--- START OF DATA TO USE ---

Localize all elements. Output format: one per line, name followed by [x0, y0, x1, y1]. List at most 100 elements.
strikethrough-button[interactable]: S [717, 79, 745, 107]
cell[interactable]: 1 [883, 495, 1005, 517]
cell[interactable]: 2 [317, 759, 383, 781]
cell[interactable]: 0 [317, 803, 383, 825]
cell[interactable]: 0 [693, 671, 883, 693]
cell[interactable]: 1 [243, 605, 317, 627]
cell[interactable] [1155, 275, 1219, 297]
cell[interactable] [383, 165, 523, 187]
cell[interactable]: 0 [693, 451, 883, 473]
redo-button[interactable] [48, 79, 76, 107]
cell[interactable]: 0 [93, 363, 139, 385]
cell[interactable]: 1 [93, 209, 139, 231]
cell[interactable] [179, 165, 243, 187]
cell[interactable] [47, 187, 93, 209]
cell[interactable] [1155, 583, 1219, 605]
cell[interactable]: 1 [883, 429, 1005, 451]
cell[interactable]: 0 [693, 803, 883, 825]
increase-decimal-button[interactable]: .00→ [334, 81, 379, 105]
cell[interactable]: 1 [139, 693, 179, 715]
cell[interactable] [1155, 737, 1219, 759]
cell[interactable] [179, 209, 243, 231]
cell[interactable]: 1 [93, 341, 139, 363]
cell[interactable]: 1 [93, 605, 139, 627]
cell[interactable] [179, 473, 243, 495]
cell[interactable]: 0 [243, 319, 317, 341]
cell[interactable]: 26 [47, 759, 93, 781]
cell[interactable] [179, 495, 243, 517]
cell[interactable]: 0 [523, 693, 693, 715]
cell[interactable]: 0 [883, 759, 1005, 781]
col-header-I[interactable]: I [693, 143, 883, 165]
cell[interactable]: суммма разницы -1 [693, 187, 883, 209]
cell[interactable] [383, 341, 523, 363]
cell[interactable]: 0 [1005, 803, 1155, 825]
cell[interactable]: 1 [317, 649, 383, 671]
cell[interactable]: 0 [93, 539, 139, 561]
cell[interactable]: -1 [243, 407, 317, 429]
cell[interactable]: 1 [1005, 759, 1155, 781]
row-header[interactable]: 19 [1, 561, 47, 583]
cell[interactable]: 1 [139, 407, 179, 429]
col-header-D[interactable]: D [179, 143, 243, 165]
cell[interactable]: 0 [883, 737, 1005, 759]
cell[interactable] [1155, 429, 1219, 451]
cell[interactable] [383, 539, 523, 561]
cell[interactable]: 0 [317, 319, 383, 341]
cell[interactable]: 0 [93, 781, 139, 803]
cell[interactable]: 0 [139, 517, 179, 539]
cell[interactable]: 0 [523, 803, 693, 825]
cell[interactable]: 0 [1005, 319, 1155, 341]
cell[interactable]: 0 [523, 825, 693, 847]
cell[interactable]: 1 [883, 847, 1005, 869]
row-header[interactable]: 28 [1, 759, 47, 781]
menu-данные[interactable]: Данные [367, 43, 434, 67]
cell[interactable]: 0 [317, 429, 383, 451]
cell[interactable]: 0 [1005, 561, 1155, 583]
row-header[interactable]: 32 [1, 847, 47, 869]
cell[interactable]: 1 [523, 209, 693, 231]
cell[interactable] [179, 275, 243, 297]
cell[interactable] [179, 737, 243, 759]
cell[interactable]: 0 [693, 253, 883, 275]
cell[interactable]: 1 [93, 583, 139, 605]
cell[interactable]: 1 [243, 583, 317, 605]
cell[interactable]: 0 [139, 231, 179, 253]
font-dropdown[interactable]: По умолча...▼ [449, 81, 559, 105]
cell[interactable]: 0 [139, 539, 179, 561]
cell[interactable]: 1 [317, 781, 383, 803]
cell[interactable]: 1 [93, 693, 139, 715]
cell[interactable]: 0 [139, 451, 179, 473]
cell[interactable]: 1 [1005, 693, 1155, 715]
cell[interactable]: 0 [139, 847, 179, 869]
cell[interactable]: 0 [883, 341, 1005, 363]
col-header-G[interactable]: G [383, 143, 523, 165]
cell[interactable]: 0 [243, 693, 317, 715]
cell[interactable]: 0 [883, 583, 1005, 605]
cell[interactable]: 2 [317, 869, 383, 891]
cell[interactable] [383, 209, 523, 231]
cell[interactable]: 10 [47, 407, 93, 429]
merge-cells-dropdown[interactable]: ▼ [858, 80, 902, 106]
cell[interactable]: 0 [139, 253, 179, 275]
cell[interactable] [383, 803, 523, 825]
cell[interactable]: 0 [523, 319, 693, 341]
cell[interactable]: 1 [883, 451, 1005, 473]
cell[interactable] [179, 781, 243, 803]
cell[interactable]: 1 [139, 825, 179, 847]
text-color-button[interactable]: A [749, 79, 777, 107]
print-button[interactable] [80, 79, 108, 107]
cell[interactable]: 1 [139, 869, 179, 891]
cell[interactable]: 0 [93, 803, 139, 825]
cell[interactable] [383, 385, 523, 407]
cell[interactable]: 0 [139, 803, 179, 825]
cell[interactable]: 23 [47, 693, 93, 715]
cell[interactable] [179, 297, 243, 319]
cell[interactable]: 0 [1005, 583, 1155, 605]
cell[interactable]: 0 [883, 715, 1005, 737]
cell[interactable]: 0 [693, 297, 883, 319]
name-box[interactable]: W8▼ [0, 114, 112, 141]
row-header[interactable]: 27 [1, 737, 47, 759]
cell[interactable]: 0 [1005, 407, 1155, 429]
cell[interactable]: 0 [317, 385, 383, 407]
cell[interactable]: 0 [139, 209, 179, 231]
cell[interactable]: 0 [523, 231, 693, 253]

--- END OF DATA TO USE ---

**EXERCISE OBJECTIVE**
Please quote every line of the records above verbatim, in their original order.

**EXERCISE OUTPUT**
Localize all elements. Output format: one per line, name followed by [x0, y0, x1, y1]. List at most 100 elements.
strikethrough-button[interactable]: S [717, 79, 745, 107]
cell[interactable]: 1 [883, 495, 1005, 517]
cell[interactable]: 2 [317, 759, 383, 781]
cell[interactable]: 0 [317, 803, 383, 825]
cell[interactable]: 0 [693, 671, 883, 693]
cell[interactable]: 1 [243, 605, 317, 627]
cell[interactable] [1155, 275, 1219, 297]
cell[interactable] [383, 165, 523, 187]
cell[interactable]: 0 [693, 451, 883, 473]
redo-button[interactable] [48, 79, 76, 107]
cell[interactable]: 0 [93, 363, 139, 385]
cell[interactable]: 1 [93, 209, 139, 231]
cell[interactable] [179, 165, 243, 187]
cell[interactable] [47, 187, 93, 209]
cell[interactable] [1155, 583, 1219, 605]
cell[interactable]: 1 [883, 429, 1005, 451]
cell[interactable]: 0 [693, 803, 883, 825]
increase-decimal-button[interactable]: .00→ [334, 81, 379, 105]
cell[interactable]: 1 [139, 693, 179, 715]
cell[interactable] [1155, 737, 1219, 759]
cell[interactable] [179, 209, 243, 231]
cell[interactable]: 1 [93, 341, 139, 363]
cell[interactable]: 1 [93, 605, 139, 627]
cell[interactable] [179, 473, 243, 495]
cell[interactable]: 0 [243, 319, 317, 341]
cell[interactable]: 26 [47, 759, 93, 781]
cell[interactable] [179, 495, 243, 517]
cell[interactable]: 0 [523, 693, 693, 715]
cell[interactable]: 0 [883, 759, 1005, 781]
col-header-I[interactable]: I [693, 143, 883, 165]
cell[interactable]: суммма разницы -1 [693, 187, 883, 209]
cell[interactable] [383, 341, 523, 363]
cell[interactable]: 0 [1005, 803, 1155, 825]
cell[interactable]: 1 [317, 649, 383, 671]
cell[interactable]: 0 [93, 539, 139, 561]
cell[interactable]: -1 [243, 407, 317, 429]
cell[interactable]: 1 [1005, 759, 1155, 781]
row-header[interactable]: 19 [1, 561, 47, 583]
cell[interactable]: 1 [139, 407, 179, 429]
col-header-D[interactable]: D [179, 143, 243, 165]
cell[interactable]: 0 [883, 737, 1005, 759]
cell[interactable] [1155, 429, 1219, 451]
cell[interactable] [383, 539, 523, 561]
cell[interactable]: 0 [317, 319, 383, 341]
cell[interactable]: 0 [93, 781, 139, 803]
cell[interactable]: 0 [139, 517, 179, 539]
cell[interactable]: 0 [523, 803, 693, 825]
cell[interactable]: 0 [1005, 319, 1155, 341]
cell[interactable]: 0 [523, 825, 693, 847]
cell[interactable]: 1 [883, 847, 1005, 869]
row-header[interactable]: 28 [1, 759, 47, 781]
menu-данные[interactable]: Данные [367, 43, 434, 67]
cell[interactable]: 0 [317, 429, 383, 451]
cell[interactable]: 0 [1005, 561, 1155, 583]
row-header[interactable]: 32 [1, 847, 47, 869]
cell[interactable]: 1 [523, 209, 693, 231]
cell[interactable] [179, 275, 243, 297]
cell[interactable] [179, 737, 243, 759]
cell[interactable]: 0 [693, 253, 883, 275]
cell[interactable]: 1 [93, 583, 139, 605]
cell[interactable]: 1 [243, 583, 317, 605]
cell[interactable]: 0 [139, 231, 179, 253]
font-dropdown[interactable]: По умолча...▼ [449, 81, 559, 105]
cell[interactable]: 0 [139, 539, 179, 561]
cell[interactable]: 1 [317, 781, 383, 803]
cell[interactable]: 1 [93, 693, 139, 715]
cell[interactable]: 0 [139, 451, 179, 473]
cell[interactable]: 1 [1005, 693, 1155, 715]
cell[interactable]: 0 [139, 847, 179, 869]
cell[interactable]: 0 [883, 341, 1005, 363]
col-header-G[interactable]: G [383, 143, 523, 165]
cell[interactable]: 0 [243, 693, 317, 715]
cell[interactable]: 0 [883, 583, 1005, 605]
cell[interactable]: 2 [317, 869, 383, 891]
cell[interactable] [383, 209, 523, 231]
cell[interactable]: 10 [47, 407, 93, 429]
merge-cells-dropdown[interactable]: ▼ [858, 80, 902, 106]
cell[interactable]: 0 [139, 253, 179, 275]
cell[interactable] [383, 803, 523, 825]
cell[interactable]: 0 [523, 319, 693, 341]
cell[interactable]: 1 [883, 451, 1005, 473]
cell[interactable] [179, 781, 243, 803]
cell[interactable]: 1 [139, 825, 179, 847]
text-color-button[interactable]: A [749, 79, 777, 107]
print-button[interactable] [80, 79, 108, 107]
cell[interactable]: 1 [139, 869, 179, 891]
cell[interactable]: 0 [93, 803, 139, 825]
cell[interactable] [383, 385, 523, 407]
cell[interactable]: 0 [139, 803, 179, 825]
cell[interactable]: 23 [47, 693, 93, 715]
cell[interactable] [179, 297, 243, 319]
cell[interactable]: 0 [1005, 583, 1155, 605]
cell[interactable]: 0 [883, 715, 1005, 737]
cell[interactable]: 0 [693, 297, 883, 319]
name-box[interactable]: W8▼ [0, 114, 112, 141]
row-header[interactable]: 27 [1, 737, 47, 759]
cell[interactable]: 0 [1005, 407, 1155, 429]
cell[interactable]: 0 [317, 385, 383, 407]
cell[interactable]: 0 [139, 209, 179, 231]
cell[interactable]: 0 [523, 231, 693, 253]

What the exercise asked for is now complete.